### Set exercise:
Gather every line below where "条件下避光保存" appears.

### Exercise material:
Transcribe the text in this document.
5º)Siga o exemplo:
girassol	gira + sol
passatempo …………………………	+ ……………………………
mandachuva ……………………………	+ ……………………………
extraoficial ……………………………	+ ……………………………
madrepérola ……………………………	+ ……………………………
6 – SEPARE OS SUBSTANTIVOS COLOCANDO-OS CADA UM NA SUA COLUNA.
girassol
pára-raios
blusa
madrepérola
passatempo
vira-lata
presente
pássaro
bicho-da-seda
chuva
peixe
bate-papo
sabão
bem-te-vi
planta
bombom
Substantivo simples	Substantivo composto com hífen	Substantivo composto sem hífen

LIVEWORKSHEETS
==
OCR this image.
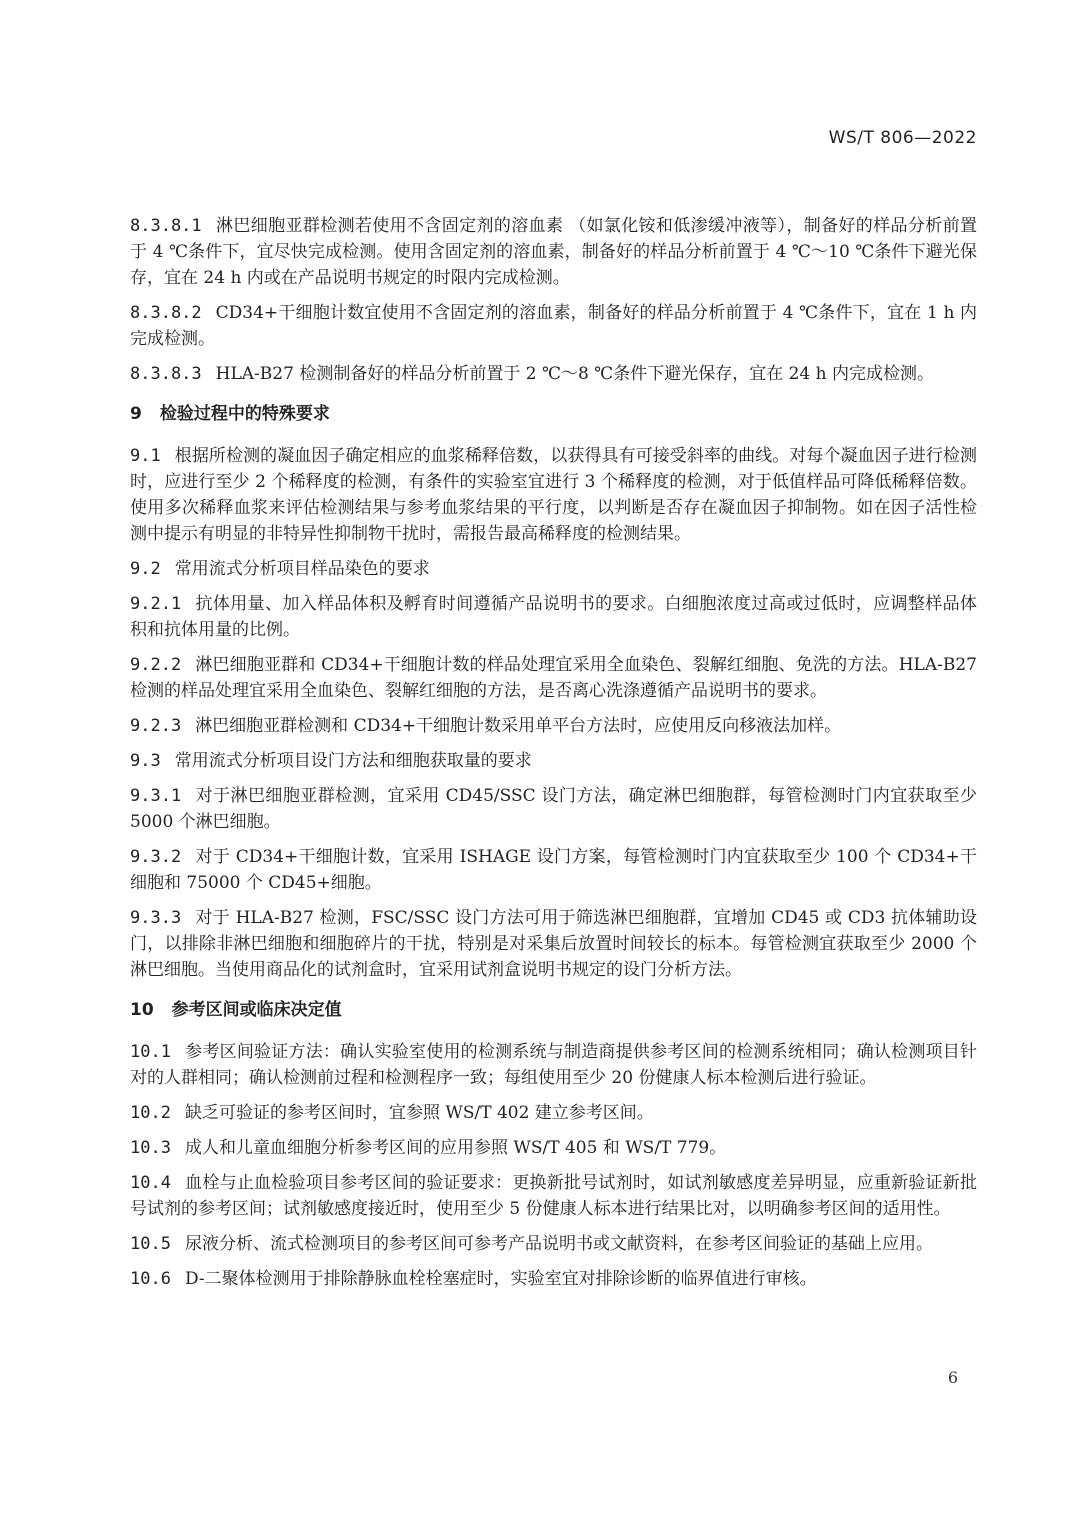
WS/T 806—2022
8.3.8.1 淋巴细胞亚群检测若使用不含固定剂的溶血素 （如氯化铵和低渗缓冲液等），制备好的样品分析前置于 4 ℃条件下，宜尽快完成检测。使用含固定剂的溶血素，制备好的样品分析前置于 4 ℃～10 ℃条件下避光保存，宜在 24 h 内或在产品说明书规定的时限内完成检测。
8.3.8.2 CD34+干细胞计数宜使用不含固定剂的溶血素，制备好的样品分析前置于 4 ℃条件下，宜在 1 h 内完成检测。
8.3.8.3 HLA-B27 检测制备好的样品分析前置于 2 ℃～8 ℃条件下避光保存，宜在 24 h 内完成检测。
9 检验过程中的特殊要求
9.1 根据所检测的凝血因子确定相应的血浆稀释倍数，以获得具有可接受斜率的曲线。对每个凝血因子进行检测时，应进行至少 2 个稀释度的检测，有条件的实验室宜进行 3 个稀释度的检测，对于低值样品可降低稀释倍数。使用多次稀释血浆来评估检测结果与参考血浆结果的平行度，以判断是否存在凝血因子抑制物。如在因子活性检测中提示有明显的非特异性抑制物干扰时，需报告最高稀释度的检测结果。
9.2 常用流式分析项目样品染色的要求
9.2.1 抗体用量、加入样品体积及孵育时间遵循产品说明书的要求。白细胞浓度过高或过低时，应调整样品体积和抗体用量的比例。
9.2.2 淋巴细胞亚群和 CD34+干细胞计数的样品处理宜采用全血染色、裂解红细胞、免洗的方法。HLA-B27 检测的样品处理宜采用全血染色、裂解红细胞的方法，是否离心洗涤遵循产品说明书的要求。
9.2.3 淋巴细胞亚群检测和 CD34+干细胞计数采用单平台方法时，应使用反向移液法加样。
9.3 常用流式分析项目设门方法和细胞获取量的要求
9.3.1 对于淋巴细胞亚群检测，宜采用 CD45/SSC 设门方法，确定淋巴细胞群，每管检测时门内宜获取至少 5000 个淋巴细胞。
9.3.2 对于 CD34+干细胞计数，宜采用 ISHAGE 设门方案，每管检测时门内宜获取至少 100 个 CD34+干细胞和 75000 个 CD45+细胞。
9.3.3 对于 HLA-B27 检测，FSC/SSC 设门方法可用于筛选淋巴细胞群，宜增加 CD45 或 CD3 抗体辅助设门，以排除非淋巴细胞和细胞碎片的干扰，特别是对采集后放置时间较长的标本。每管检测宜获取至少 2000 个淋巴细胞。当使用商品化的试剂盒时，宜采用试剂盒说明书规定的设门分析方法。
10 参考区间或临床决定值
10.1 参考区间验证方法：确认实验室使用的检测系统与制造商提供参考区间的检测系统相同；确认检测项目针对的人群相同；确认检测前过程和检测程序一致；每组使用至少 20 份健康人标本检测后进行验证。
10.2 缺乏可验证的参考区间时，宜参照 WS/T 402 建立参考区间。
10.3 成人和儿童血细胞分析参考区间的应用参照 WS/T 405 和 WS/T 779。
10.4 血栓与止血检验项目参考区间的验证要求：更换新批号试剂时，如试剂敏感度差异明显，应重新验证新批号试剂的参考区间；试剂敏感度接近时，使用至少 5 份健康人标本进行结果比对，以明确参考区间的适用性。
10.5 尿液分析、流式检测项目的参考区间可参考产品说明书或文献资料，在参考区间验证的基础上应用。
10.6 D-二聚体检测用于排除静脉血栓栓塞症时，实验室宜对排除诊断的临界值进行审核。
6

### Expected answer:
8.3.8.1 淋巴细胞亚群检测若使用不含固定剂的溶血素 （如氯化铵和低渗缓冲液等），制备好的样品分析前置于 4 ℃条件下，宜尽快完成检测。使用含固定剂的溶血素，制备好的样品分析前置于 4 ℃～10 ℃条件下避光保存，宜在 24 h 内或在产品说明书规定的时限内完成检测。
8.3.8.3 HLA-B27 检测制备好的样品分析前置于 2 ℃～8 ℃条件下避光保存，宜在 24 h 内完成检测。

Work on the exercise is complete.